> [Uit te voeren taken]
1. Neem alstublieft het stuk uit de tekst over het Noorderland woordelijk over, beginnend bij "Bij het aanhalen" en eindigend bij "vluchten vanuit Oost-Europa.".
2. Noem alle aardrijkskundige eigennamen die voorkomen in de Bijbelcitaten tussen aanhalingstekens in de tekst over het Noorderland.

> [Getoonde tekst]
________________________________________

Over de terugkeer en het herstel van Israël staan veel profetieën in de Bijbel. Regelmatig wordt er ook gesproken over ‘het land in het noorden’. Wat bedoelt de Bijbel met het Noorderland? En kunnen we dit begrip actualiseren en toepassen op de voormalige Sovjet-Unie en op de Joden die door de huidige oorlog vluchten uit Rusland en Oekraïne?
Een tekst die dan vaak wordt aangehaald is Zacharia 2:6-7: “O, o, vlucht dan uit het land van het noorden! spreekt de HEERE, want Ik heb u verspreid over de vier windstreken van de hemel, spreekt de HEERE. O, Sion! Zie te ontkomen, u die woont bij de dochter van Babel!”
Bij het aanhalen van deze tekst valt op dat vaak alleen de eerste regel eruit wordt gelicht: “O, o, vlucht dan uit het land van het noorden!” Vanuit deze zin wordt dan verwezen naar de Joden in Oekraïne en Rusland die vluchten voor de oorlog. Want als je Israël op een wereldkaart bekijkt en je trekt vervolgens een lijn naar boven, dan kom je in Rusland uit, en iets verder naar links in Oekraïne. Op het eerste gezicht lijkt het erop dat je Zacharia 2 goed kunt toepassen op Joden die vluchten vanuit Oost-Europa.
Maar… het is belangrijk om te kijken wat de Bijbel bedoelt met het Noorderland en om te letten op de context van deze verzen.
Het land in het noorden
In het zevende vers valt direct al op dat er ook wordt gesproken over “de dochter van Babel”. Om het Noorderland goed te kunnen plaatsen, moeten we terug naar de tijd van Jeremia. In heel zijn boek waarschuwt hij voor het grote onheil uit het noorden. Dit begint al in het eerste hoofdstuk:
“Toen zei de HEERE tegen mij: Vanuit het noorden zal het onheil losbreken over al de inwoners van het land. Want zie, Ik ga alle geslachten van de koninkrijken uit het noorden roepen, spreekt de HEERE. Zij zullen komen en eenieder zal zijn troon neerzetten bij de ingang van de poorten van Jeruzalem, tegen al zijn muren rondom, en tegen alle steden van Juda” (Jer. 1:14, 15 zie ook 4:6; 6:1,22, enz.).

________________________________________

> [Aangeleverd materiaal]
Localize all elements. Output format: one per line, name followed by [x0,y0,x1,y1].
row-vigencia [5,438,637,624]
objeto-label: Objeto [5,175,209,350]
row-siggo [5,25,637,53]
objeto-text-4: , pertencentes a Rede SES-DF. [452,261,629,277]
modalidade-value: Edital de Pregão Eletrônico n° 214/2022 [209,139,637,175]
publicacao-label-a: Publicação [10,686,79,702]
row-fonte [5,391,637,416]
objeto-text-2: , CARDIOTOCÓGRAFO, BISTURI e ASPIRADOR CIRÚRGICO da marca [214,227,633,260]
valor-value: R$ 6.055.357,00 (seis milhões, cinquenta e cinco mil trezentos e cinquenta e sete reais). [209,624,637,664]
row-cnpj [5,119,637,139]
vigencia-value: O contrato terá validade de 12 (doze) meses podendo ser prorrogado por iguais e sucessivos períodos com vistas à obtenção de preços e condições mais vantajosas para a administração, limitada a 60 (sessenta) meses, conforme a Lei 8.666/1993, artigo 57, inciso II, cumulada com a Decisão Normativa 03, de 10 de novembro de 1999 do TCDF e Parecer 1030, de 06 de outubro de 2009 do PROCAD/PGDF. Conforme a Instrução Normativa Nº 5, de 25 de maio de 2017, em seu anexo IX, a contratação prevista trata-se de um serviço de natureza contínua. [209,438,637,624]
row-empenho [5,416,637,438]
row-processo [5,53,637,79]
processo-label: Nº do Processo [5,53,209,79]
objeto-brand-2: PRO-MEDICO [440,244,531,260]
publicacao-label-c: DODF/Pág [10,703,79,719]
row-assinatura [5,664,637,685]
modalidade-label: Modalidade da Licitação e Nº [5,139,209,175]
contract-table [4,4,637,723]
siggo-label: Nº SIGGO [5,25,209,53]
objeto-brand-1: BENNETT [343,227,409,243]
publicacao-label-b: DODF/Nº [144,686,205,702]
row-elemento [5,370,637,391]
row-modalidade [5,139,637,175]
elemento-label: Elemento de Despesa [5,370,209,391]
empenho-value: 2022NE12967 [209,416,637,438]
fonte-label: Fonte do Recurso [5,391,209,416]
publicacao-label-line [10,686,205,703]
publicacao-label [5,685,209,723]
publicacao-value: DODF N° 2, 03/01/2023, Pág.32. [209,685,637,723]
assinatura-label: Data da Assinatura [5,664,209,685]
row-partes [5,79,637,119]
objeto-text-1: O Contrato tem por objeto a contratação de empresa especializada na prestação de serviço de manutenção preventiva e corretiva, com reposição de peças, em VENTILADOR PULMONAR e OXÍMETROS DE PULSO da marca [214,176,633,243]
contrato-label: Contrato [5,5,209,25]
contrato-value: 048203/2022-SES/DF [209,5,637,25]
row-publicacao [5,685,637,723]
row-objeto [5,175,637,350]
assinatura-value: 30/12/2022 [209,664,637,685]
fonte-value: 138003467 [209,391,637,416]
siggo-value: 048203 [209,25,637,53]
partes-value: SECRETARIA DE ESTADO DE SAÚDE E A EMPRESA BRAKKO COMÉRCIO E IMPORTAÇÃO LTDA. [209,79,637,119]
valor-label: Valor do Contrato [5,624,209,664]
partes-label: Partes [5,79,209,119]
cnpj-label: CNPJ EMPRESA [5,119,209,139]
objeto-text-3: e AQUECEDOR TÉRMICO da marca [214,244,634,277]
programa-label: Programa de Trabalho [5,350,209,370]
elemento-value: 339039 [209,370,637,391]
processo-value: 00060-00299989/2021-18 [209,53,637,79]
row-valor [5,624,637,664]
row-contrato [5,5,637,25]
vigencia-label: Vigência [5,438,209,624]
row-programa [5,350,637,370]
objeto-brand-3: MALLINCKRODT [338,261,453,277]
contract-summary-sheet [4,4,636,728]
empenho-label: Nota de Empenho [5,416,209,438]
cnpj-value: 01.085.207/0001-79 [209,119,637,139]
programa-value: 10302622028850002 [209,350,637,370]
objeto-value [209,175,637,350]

________________________________________

> [Opgeloste opgaven]
1.
Bij het aanhalen van deze tekst valt op dat vaak alleen de eerste regel eruit wordt gelicht: “O, o, vlucht dan uit het land van het noorden!” Vanuit deze zin wordt dan verwezen naar de Joden in Oekraïne en Rusland die vluchten voor de oorlog. Want als je Israël op een wereldkaart bekijkt en je trekt vervolgens een lijn naar boven, dan kom je in Rusland uit, en iets verder naar links in Oekraïne. Op het eerste gezicht lijkt het erop dat je Zacharia 2 goed kunt toepassen op Joden die vluchten vanuit Oost-Europa.

2. Sion, Babel, Jeruzalem, Juda